Task input
*****

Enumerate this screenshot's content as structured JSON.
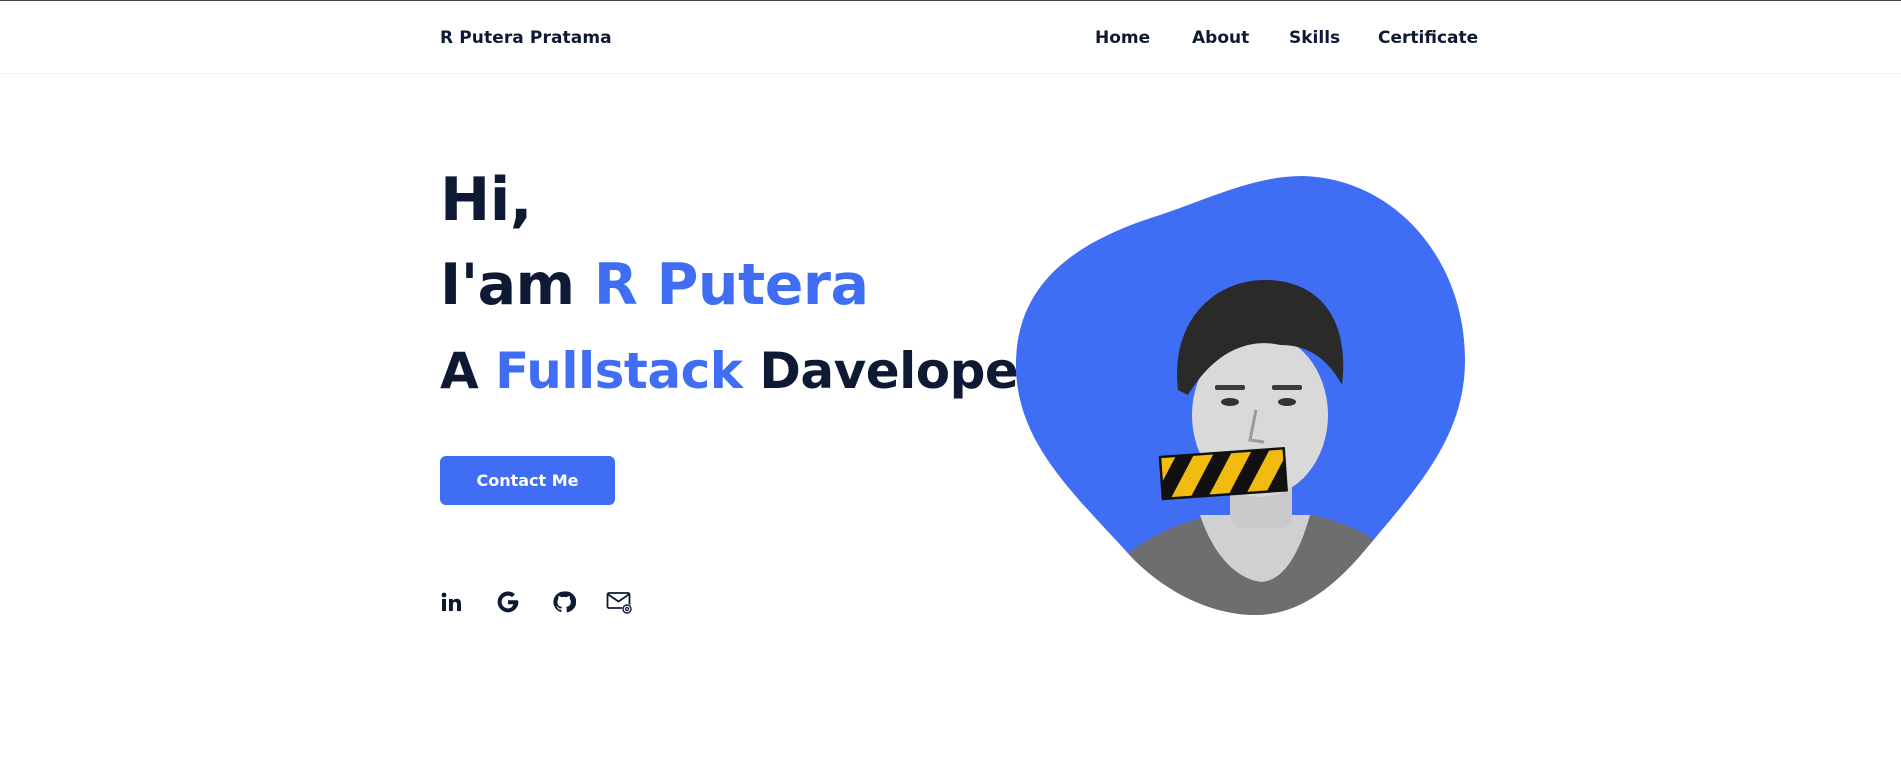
{
  "header": {
    "brand": "R Putera Pratama",
    "nav": [
      {
        "label": "Home"
      },
      {
        "label": "About"
      },
      {
        "label": "Skills"
      },
      {
        "label": "Certificate"
      }
    ]
  },
  "hero": {
    "greeting": "Hi,",
    "intro_prefix": "I'am",
    "name": "R Putera",
    "role_prefix": "A",
    "role_highlight": "Fullstack",
    "role_suffix": "Daveloper",
    "cta_label": "Contact Me"
  },
  "social": [
    {
      "icon": "linkedin-icon"
    },
    {
      "icon": "google-icon"
    },
    {
      "icon": "github-icon"
    },
    {
      "icon": "email-icon"
    }
  ],
  "colors": {
    "accent": "#3f6ef4",
    "text": "#0e1a34",
    "background": "#ffffff"
  }
}
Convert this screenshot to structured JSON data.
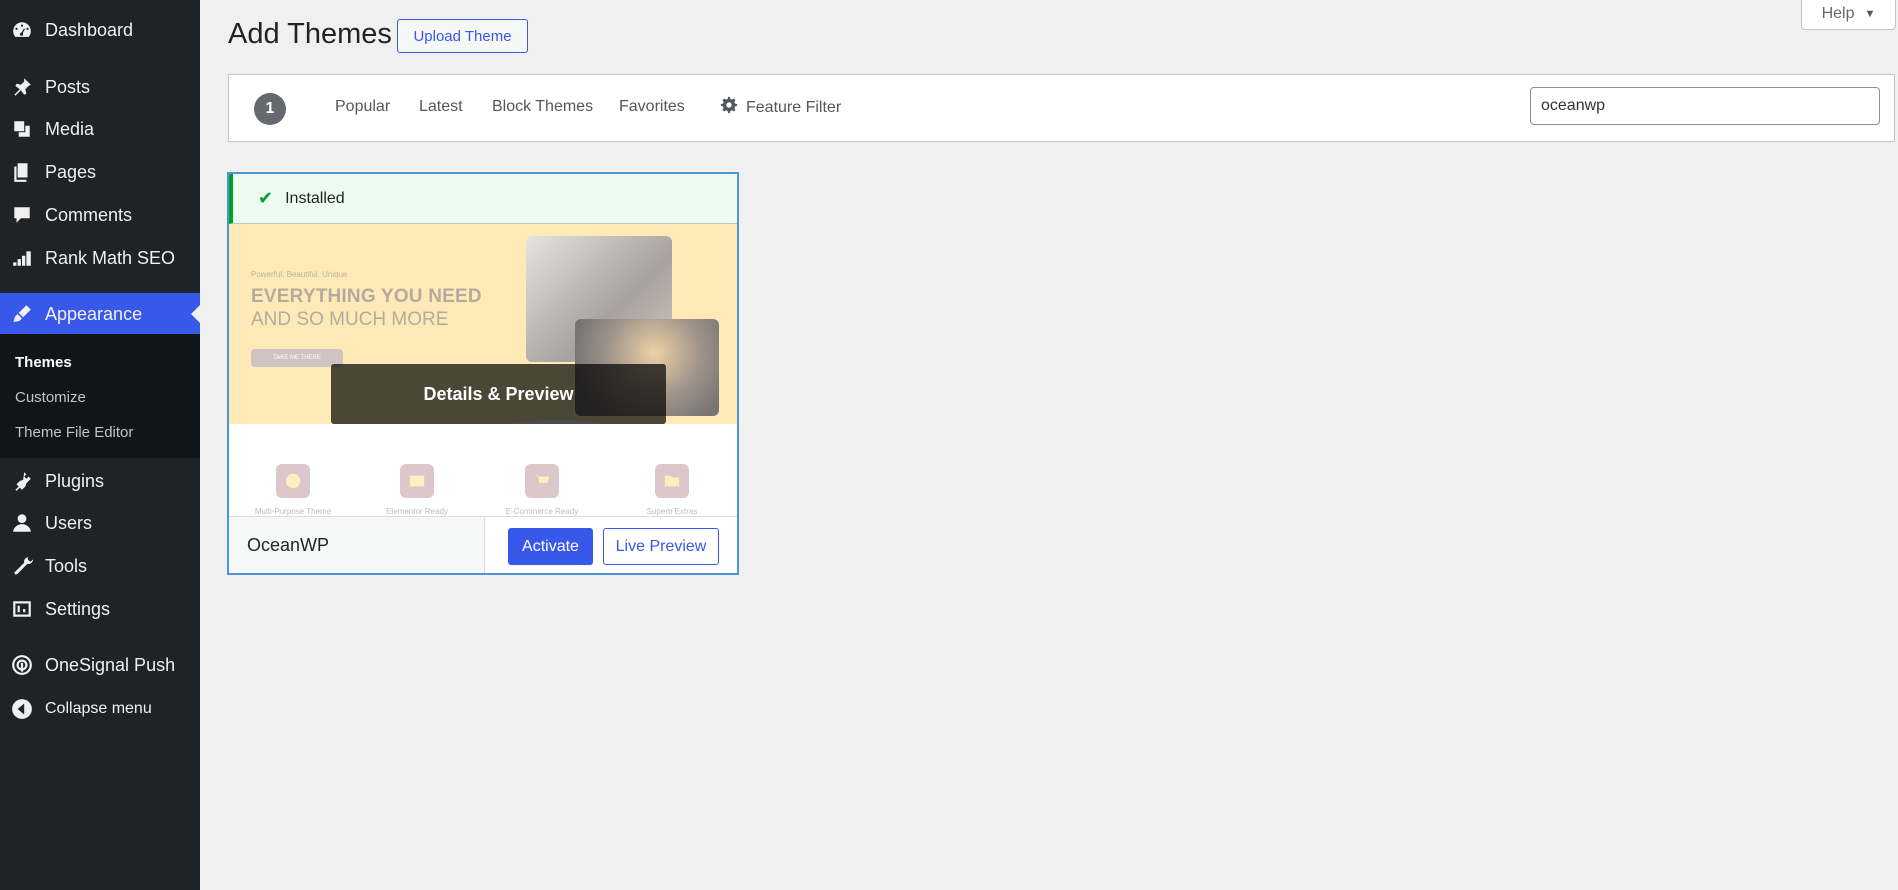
{
  "sidebar": {
    "items": [
      {
        "label": "Dashboard",
        "icon": "dashboard-icon"
      },
      {
        "label": "Posts",
        "icon": "pin-icon"
      },
      {
        "label": "Media",
        "icon": "media-icon"
      },
      {
        "label": "Pages",
        "icon": "pages-icon"
      },
      {
        "label": "Comments",
        "icon": "comment-icon"
      },
      {
        "label": "Rank Math SEO",
        "icon": "rank-math-icon"
      },
      {
        "label": "Appearance",
        "icon": "brush-icon"
      },
      {
        "label": "Plugins",
        "icon": "plugin-icon"
      },
      {
        "label": "Users",
        "icon": "user-icon"
      },
      {
        "label": "Tools",
        "icon": "wrench-icon"
      },
      {
        "label": "Settings",
        "icon": "settings-icon"
      },
      {
        "label": "OneSignal Push",
        "icon": "onesignal-icon"
      }
    ],
    "submenu": [
      "Themes",
      "Customize",
      "Theme File Editor"
    ],
    "collapse_label": "Collapse menu"
  },
  "header": {
    "title": "Add Themes",
    "upload_label": "Upload Theme",
    "help_label": "Help"
  },
  "filters": {
    "count": "1",
    "links": [
      "Popular",
      "Latest",
      "Block Themes",
      "Favorites"
    ],
    "feature_filter": "Feature Filter",
    "search_value": "oceanwp"
  },
  "theme": {
    "notice": "Installed",
    "overlay": "Details & Preview",
    "name": "OceanWP",
    "activate_label": "Activate",
    "preview_label": "Live Preview",
    "screenshot": {
      "tagline": "Powerful. Beautiful. Unique",
      "heading1": "EVERYTHING YOU NEED",
      "heading2": "AND SO MUCH MORE",
      "button": "TAKE ME THERE",
      "features": [
        "Multi-Purpose Theme",
        "Elementor Ready",
        "E-Commerce Ready",
        "Superb Extras"
      ]
    }
  },
  "colors": {
    "sidebar_bg": "#1d2327",
    "accent": "#3858e9",
    "installed_green": "#00a32a"
  }
}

*****

Stated problem
Pick out all lines containing the string "screenshot".

Full response
Enumerate this screenshot's content as structured JSON.
Convert this screenshot to structured JSON data.
    "screenshot": {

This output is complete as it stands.